▶ [Entries provided]:
──────────────────────────────
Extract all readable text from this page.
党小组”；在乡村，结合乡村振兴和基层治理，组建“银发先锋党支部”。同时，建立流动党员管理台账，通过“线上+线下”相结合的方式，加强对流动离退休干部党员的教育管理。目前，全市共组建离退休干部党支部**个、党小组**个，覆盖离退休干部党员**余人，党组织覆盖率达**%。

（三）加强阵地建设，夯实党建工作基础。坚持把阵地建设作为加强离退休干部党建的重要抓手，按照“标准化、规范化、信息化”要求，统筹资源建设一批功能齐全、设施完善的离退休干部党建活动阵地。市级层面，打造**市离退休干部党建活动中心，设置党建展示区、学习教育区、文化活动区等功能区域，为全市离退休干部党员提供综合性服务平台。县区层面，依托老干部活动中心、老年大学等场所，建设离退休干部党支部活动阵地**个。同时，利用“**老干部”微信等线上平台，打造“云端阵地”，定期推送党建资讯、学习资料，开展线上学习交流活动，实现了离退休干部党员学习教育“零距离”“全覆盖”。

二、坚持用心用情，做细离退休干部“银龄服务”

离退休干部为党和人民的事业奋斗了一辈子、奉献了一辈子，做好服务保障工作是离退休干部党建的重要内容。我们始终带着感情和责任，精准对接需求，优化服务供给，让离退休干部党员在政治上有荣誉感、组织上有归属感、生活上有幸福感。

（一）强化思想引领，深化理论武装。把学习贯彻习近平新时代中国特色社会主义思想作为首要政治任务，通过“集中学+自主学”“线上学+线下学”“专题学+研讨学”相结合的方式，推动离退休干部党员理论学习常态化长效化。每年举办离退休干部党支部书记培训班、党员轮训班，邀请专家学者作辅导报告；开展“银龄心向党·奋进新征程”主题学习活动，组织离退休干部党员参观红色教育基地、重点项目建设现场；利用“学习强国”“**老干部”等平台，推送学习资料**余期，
──────────────────────────────
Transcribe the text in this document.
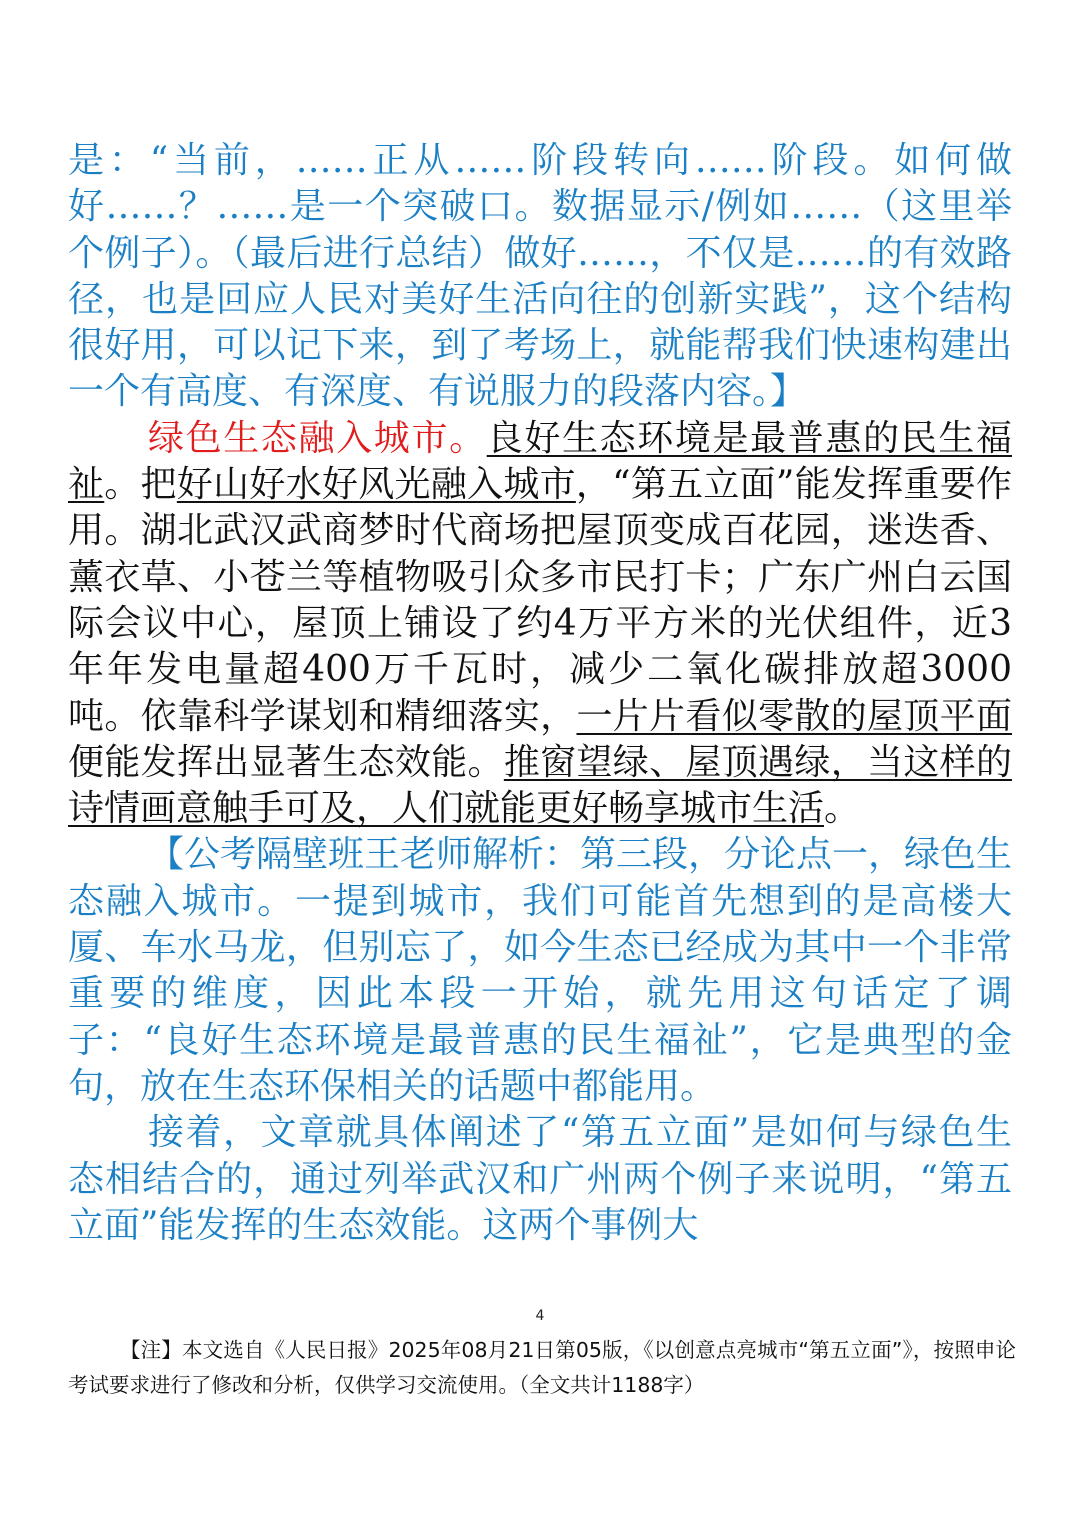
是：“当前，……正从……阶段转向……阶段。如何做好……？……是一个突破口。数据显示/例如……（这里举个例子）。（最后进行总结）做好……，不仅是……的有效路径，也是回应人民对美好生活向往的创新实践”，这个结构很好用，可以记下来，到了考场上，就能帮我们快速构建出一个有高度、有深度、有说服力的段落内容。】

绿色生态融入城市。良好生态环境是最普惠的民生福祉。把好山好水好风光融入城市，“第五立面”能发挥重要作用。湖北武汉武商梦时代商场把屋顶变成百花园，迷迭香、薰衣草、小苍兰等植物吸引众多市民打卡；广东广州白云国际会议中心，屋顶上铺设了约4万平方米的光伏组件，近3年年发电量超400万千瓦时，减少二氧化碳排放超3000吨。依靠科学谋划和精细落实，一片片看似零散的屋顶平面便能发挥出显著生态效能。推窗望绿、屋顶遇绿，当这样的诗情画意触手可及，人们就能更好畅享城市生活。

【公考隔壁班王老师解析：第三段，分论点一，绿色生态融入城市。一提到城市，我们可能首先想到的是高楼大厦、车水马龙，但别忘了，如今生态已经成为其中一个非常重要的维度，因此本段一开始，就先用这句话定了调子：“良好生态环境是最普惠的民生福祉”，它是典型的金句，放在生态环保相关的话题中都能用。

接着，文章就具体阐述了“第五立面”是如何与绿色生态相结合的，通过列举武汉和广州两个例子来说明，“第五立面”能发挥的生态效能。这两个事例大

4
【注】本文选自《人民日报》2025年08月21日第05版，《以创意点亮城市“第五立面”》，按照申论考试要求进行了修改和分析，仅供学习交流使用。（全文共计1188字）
──────────────────────────────
▶ [Work to complete]:
Return every line from the records above that holds the word "text".

▶ [Exercise output]:
Extract all readable text from this page.
Transcribe the text in this document.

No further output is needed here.